Data:
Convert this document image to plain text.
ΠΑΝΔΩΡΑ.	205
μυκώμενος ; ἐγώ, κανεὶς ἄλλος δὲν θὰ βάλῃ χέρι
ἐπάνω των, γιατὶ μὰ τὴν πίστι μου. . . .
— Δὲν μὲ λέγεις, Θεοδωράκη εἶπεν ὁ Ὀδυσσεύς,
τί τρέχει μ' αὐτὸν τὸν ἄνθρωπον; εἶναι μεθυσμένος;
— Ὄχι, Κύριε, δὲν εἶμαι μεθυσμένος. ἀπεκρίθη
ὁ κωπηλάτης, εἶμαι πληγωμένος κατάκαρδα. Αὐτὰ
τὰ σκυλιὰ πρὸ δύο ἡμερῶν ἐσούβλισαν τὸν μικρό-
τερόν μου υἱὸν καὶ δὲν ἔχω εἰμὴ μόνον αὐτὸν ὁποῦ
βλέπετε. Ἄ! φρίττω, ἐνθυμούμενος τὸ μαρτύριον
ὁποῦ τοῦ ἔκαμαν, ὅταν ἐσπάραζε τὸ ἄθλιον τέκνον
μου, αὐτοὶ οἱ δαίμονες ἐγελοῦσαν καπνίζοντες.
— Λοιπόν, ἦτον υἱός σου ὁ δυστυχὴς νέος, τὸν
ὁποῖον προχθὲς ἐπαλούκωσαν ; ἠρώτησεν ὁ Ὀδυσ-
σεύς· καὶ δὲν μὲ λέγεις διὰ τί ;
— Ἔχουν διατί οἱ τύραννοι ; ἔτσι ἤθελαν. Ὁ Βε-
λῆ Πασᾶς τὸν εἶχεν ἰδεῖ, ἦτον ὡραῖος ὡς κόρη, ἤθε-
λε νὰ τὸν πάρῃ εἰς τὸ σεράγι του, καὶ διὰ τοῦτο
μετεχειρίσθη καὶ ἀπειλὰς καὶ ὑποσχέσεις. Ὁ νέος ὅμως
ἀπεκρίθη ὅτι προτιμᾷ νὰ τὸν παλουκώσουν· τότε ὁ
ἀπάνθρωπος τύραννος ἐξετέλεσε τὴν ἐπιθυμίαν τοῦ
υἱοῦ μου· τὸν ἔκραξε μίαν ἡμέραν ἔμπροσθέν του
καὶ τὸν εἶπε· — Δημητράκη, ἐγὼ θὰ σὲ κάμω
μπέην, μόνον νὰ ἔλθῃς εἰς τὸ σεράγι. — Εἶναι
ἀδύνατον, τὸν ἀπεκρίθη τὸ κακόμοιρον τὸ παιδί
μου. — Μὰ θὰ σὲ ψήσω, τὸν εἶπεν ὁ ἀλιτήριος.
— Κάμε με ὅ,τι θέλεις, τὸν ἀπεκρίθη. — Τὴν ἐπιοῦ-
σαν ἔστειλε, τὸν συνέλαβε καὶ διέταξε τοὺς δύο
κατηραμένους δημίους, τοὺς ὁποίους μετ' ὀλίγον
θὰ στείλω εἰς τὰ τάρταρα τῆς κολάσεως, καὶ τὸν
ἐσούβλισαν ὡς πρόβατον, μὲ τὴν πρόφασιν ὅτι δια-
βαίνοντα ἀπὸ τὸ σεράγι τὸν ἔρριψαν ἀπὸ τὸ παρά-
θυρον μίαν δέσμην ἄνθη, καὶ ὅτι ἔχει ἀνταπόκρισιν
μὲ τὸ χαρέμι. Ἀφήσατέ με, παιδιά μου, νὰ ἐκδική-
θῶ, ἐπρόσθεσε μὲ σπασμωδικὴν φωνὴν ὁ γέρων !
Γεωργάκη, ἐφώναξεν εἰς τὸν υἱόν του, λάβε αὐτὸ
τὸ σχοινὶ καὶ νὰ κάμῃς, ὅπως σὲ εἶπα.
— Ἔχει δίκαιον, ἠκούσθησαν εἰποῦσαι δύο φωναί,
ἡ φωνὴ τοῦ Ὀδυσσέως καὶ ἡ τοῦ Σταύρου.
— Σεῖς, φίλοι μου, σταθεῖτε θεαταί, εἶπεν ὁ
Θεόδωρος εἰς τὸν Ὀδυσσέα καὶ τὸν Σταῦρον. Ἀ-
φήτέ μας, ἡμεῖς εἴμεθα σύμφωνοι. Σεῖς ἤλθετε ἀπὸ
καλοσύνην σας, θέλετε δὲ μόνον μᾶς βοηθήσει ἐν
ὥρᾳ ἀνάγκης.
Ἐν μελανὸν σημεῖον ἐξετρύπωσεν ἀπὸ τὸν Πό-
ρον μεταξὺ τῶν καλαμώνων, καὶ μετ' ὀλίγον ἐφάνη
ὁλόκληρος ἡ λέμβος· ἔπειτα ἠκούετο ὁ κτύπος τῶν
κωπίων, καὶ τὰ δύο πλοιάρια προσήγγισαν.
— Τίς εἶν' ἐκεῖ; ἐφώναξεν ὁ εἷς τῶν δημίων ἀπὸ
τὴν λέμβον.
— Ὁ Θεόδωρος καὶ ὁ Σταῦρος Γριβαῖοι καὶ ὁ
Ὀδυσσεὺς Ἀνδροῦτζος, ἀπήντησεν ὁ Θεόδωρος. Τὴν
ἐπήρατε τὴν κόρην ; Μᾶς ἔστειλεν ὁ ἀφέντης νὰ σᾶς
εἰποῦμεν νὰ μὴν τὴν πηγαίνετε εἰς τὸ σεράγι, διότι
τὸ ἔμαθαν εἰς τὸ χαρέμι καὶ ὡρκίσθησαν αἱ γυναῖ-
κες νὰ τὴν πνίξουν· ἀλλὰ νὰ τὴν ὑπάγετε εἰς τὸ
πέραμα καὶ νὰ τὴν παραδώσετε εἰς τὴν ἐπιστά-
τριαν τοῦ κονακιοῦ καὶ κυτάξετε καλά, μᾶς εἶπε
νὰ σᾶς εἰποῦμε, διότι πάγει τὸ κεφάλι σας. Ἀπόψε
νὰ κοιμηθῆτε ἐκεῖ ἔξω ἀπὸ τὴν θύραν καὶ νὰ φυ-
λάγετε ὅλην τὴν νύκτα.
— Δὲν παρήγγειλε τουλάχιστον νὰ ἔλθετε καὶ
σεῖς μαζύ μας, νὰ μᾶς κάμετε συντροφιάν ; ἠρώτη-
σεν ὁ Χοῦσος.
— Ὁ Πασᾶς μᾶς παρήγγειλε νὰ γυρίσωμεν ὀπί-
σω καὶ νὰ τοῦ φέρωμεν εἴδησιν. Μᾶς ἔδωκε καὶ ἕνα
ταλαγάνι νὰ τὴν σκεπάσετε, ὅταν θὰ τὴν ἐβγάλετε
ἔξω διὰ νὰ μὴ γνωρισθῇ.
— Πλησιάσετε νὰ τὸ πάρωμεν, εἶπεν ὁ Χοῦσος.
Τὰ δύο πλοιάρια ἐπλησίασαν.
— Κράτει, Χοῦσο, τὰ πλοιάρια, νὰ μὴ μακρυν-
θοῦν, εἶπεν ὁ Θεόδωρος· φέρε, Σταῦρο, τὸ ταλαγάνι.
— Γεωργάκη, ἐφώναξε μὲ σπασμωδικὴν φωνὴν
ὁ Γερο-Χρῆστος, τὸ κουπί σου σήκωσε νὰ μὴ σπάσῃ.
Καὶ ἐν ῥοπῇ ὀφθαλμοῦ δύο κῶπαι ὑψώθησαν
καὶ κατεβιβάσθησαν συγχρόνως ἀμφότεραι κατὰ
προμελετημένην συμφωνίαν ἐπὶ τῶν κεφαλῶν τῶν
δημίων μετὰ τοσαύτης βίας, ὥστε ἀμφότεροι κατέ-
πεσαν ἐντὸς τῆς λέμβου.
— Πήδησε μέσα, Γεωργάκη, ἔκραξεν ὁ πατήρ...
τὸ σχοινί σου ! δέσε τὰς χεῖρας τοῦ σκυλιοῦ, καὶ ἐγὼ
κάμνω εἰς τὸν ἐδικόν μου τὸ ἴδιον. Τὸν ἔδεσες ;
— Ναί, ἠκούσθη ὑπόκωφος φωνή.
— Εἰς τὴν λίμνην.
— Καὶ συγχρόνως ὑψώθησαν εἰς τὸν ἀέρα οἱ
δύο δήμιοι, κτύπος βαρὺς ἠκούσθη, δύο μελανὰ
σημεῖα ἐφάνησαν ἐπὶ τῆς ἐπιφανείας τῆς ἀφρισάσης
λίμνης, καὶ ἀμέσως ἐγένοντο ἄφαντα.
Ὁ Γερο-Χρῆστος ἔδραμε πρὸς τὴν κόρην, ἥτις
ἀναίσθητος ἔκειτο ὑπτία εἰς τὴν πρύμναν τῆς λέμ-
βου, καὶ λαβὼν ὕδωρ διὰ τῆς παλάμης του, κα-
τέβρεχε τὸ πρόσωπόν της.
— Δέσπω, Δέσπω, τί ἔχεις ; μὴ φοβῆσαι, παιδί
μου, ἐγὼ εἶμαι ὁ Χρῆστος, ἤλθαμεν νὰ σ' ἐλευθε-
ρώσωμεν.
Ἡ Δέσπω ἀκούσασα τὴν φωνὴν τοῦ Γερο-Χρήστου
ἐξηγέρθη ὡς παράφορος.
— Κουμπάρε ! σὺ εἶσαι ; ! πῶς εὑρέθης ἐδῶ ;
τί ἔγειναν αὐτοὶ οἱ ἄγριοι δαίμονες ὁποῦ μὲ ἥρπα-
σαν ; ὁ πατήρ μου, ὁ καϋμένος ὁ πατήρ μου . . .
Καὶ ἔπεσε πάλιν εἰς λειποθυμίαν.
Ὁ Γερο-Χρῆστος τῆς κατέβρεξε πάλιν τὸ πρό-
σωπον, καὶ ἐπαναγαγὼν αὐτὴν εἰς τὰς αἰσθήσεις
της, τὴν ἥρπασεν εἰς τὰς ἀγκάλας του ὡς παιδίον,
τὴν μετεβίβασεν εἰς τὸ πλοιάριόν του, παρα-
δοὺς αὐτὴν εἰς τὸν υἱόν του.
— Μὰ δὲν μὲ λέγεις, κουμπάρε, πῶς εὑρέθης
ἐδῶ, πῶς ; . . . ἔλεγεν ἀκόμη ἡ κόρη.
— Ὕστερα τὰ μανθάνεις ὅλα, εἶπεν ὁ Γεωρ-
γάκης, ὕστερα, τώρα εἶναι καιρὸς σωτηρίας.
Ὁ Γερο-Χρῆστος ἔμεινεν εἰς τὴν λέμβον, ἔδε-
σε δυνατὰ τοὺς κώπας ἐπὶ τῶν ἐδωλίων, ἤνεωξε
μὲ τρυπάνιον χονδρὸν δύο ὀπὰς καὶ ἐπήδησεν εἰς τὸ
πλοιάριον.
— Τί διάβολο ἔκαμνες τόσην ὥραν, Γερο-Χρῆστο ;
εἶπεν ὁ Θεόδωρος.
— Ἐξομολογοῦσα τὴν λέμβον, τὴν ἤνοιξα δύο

Aim of the exercise: Determine the number of lines in the records that include the string "Γερο", and respond with that number only.

Solution: 6